** Items from a dataset **
'''

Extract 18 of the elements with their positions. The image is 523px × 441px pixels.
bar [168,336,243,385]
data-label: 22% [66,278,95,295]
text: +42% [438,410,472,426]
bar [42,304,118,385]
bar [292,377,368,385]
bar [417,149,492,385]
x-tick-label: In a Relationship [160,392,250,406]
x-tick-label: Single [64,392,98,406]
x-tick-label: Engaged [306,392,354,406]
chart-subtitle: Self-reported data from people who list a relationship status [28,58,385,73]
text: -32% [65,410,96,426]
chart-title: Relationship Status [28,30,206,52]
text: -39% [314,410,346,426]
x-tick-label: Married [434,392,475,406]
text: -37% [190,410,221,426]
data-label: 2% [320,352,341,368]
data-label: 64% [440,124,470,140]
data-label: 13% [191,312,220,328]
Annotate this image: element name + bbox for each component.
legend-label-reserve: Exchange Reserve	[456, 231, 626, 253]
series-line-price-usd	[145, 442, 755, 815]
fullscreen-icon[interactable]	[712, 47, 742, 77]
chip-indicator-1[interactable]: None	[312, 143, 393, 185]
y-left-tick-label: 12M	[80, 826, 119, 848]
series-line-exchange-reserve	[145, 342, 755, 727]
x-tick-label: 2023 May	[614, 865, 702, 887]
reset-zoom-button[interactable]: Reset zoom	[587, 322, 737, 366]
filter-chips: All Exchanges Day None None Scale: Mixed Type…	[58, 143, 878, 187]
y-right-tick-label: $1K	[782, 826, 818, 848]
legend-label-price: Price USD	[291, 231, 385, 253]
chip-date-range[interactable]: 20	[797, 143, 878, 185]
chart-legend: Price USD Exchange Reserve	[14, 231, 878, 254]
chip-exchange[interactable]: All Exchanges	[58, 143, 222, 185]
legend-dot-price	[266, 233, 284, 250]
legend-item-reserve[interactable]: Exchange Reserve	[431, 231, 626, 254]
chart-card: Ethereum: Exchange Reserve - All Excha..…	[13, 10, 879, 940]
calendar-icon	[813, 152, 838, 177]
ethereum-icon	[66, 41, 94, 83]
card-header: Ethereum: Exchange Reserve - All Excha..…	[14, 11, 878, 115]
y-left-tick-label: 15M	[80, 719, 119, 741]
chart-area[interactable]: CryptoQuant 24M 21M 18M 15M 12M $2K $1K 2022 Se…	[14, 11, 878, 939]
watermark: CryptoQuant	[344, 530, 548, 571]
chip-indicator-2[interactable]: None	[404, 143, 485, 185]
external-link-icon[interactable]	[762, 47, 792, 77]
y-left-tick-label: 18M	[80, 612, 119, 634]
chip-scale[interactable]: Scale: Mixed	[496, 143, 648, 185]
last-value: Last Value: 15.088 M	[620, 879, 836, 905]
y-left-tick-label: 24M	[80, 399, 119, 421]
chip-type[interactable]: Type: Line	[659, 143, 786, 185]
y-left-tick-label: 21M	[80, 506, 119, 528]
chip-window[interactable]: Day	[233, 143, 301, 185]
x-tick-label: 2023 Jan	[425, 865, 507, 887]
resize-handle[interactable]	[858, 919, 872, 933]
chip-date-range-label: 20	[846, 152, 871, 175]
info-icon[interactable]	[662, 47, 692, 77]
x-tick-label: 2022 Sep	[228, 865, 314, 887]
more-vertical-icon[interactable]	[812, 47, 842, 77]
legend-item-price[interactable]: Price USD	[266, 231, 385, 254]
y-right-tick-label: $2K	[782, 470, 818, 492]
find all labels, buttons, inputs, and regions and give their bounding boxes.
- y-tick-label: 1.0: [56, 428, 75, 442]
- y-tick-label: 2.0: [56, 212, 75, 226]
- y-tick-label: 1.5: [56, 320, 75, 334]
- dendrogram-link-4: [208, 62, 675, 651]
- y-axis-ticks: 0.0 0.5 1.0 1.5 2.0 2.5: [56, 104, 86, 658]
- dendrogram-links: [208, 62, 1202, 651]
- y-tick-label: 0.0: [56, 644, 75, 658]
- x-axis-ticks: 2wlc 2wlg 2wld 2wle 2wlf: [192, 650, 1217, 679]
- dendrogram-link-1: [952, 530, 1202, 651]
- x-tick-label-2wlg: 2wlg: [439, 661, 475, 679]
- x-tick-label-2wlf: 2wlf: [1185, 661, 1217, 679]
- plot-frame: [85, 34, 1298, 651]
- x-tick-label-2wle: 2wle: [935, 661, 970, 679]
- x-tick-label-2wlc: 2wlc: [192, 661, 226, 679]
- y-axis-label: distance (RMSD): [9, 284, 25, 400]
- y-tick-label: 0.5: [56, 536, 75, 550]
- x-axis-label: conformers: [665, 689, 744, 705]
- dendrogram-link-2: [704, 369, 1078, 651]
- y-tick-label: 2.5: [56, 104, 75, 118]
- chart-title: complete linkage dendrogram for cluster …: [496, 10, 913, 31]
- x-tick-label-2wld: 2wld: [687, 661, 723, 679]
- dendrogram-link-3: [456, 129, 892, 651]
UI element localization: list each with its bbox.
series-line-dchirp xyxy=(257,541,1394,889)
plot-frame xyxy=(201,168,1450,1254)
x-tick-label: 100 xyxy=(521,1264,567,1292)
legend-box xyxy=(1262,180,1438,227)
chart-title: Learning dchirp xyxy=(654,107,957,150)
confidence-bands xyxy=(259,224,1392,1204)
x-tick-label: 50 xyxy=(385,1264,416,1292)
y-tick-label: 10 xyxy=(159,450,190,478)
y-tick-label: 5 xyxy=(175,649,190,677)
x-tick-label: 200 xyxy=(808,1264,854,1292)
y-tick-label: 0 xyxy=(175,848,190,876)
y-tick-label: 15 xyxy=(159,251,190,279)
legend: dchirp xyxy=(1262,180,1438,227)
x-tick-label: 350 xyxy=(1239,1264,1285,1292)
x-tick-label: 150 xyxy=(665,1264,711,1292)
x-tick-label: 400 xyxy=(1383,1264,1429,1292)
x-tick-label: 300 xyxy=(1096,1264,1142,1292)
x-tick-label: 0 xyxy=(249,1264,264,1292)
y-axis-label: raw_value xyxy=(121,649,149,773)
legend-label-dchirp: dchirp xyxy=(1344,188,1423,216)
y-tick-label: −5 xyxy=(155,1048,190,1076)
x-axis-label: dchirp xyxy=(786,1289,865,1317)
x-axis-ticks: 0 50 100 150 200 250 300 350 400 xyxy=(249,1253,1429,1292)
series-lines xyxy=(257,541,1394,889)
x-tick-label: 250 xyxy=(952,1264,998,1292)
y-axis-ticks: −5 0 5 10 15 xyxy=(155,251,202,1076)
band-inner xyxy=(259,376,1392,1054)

'''

** What to do **
Quote every line of the rows above word for word, without changing anything.

** Full answer **
Extract 18 of the elements with their positions. The image is 523px × 441px pixels.
bar [168,336,243,385]
data-label: 22% [66,278,95,295]
text: +42% [438,410,472,426]
bar [42,304,118,385]
bar [292,377,368,385]
bar [417,149,492,385]
x-tick-label: In a Relationship [160,392,250,406]
x-tick-label: Single [64,392,98,406]
x-tick-label: Engaged [306,392,354,406]
chart-subtitle: Self-reported data from people who list a relationship status [28,58,385,73]
text: -32% [65,410,96,426]
chart-title: Relationship Status [28,30,206,52]
text: -39% [314,410,346,426]
x-tick-label: Married [434,392,475,406]
text: -37% [190,410,221,426]
data-label: 2% [320,352,341,368]
data-label: 64% [440,124,470,140]
data-label: 13% [191,312,220,328]
Annotate this image: element name + bbox for each component.
legend-label-reserve: Exchange Reserve	[456, 231, 626, 253]
series-line-price-usd	[145, 442, 755, 815]
fullscreen-icon[interactable]	[712, 47, 742, 77]
chip-indicator-1[interactable]: None	[312, 143, 393, 185]
y-left-tick-label: 12M	[80, 826, 119, 848]
series-line-exchange-reserve	[145, 342, 755, 727]
x-tick-label: 2023 May	[614, 865, 702, 887]
reset-zoom-button[interactable]: Reset zoom	[587, 322, 737, 366]
filter-chips: All Exchanges Day None None Scale: Mixed Type…	[58, 143, 878, 187]
y-right-tick-label: $1K	[782, 826, 818, 848]
legend-label-price: Price USD	[291, 231, 385, 253]
chip-date-range[interactable]: 20	[797, 143, 878, 185]
chart-legend: Price USD Exchange Reserve	[14, 231, 878, 254]
chip-exchange[interactable]: All Exchanges	[58, 143, 222, 185]
legend-dot-price	[266, 233, 284, 250]
legend-item-reserve[interactable]: Exchange Reserve	[431, 231, 626, 254]
chart-card: Ethereum: Exchange Reserve - All Excha..…	[13, 10, 879, 940]
calendar-icon	[813, 152, 838, 177]
ethereum-icon	[66, 41, 94, 83]
card-header: Ethereum: Exchange Reserve - All Excha..…	[14, 11, 878, 115]
y-left-tick-label: 15M	[80, 719, 119, 741]
chart-area[interactable]: CryptoQuant 24M 21M 18M 15M 12M $2K $1K 2022 Se…	[14, 11, 878, 939]
watermark: CryptoQuant	[344, 530, 548, 571]
chip-indicator-2[interactable]: None	[404, 143, 485, 185]
external-link-icon[interactable]	[762, 47, 792, 77]
y-left-tick-label: 18M	[80, 612, 119, 634]
chip-scale[interactable]: Scale: Mixed	[496, 143, 648, 185]
last-value: Last Value: 15.088 M	[620, 879, 836, 905]
y-left-tick-label: 24M	[80, 399, 119, 421]
chip-type[interactable]: Type: Line	[659, 143, 786, 185]
y-left-tick-label: 21M	[80, 506, 119, 528]
chip-window[interactable]: Day	[233, 143, 301, 185]
x-tick-label: 2023 Jan	[425, 865, 507, 887]
resize-handle[interactable]	[858, 919, 872, 933]
chip-date-range-label: 20	[846, 152, 871, 175]
info-icon[interactable]	[662, 47, 692, 77]
x-tick-label: 2022 Sep	[228, 865, 314, 887]
more-vertical-icon[interactable]	[812, 47, 842, 77]
legend-item-price[interactable]: Price USD	[266, 231, 385, 254]
y-right-tick-label: $2K	[782, 470, 818, 492]
find all labels, buttons, inputs, and regions and give their bounding boxes.
- y-tick-label: 1.0: [56, 428, 75, 442]
- y-tick-label: 2.0: [56, 212, 75, 226]
- y-tick-label: 1.5: [56, 320, 75, 334]
- dendrogram-link-4: [208, 62, 675, 651]
- y-axis-ticks: 0.0 0.5 1.0 1.5 2.0 2.5: [56, 104, 86, 658]
- dendrogram-links: [208, 62, 1202, 651]
- y-tick-label: 0.0: [56, 644, 75, 658]
- x-axis-ticks: 2wlc 2wlg 2wld 2wle 2wlf: [192, 650, 1217, 679]
- dendrogram-link-1: [952, 530, 1202, 651]
- x-tick-label-2wlg: 2wlg: [439, 661, 475, 679]
- x-tick-label-2wlf: 2wlf: [1185, 661, 1217, 679]
- plot-frame: [85, 34, 1298, 651]
- x-tick-label-2wle: 2wle: [935, 661, 970, 679]
- x-tick-label-2wlc: 2wlc: [192, 661, 226, 679]
- y-axis-label: distance (RMSD): [9, 284, 25, 400]
- y-tick-label: 0.5: [56, 536, 75, 550]
- x-axis-label: conformers: [665, 689, 744, 705]
- dendrogram-link-2: [704, 369, 1078, 651]
- y-tick-label: 2.5: [56, 104, 75, 118]
- chart-title: complete linkage dendrogram for cluster …: [496, 10, 913, 31]
- x-tick-label-2wld: 2wld: [687, 661, 723, 679]
- dendrogram-link-3: [456, 129, 892, 651]
UI element localization: list each with its bbox.
series-line-dchirp xyxy=(257,541,1394,889)
plot-frame xyxy=(201,168,1450,1254)
x-tick-label: 100 xyxy=(521,1264,567,1292)
legend-box xyxy=(1262,180,1438,227)
chart-title: Learning dchirp xyxy=(654,107,957,150)
confidence-bands xyxy=(259,224,1392,1204)
x-tick-label: 50 xyxy=(385,1264,416,1292)
y-tick-label: 10 xyxy=(159,450,190,478)
y-tick-label: 5 xyxy=(175,649,190,677)
x-tick-label: 200 xyxy=(808,1264,854,1292)
y-tick-label: 0 xyxy=(175,848,190,876)
y-tick-label: 15 xyxy=(159,251,190,279)
legend: dchirp xyxy=(1262,180,1438,227)
x-tick-label: 350 xyxy=(1239,1264,1285,1292)
x-tick-label: 150 xyxy=(665,1264,711,1292)
x-tick-label: 400 xyxy=(1383,1264,1429,1292)
x-tick-label: 300 xyxy=(1096,1264,1142,1292)
x-tick-label: 0 xyxy=(249,1264,264,1292)
y-axis-label: raw_value xyxy=(121,649,149,773)
legend-label-dchirp: dchirp xyxy=(1344,188,1423,216)
y-tick-label: −5 xyxy=(155,1048,190,1076)
x-axis-label: dchirp xyxy=(786,1289,865,1317)
x-axis-ticks: 0 50 100 150 200 250 300 350 400 xyxy=(249,1253,1429,1292)
series-lines xyxy=(257,541,1394,889)
x-tick-label: 250 xyxy=(952,1264,998,1292)
y-axis-ticks: −5 0 5 10 15 xyxy=(155,251,202,1076)
band-inner xyxy=(259,376,1392,1054)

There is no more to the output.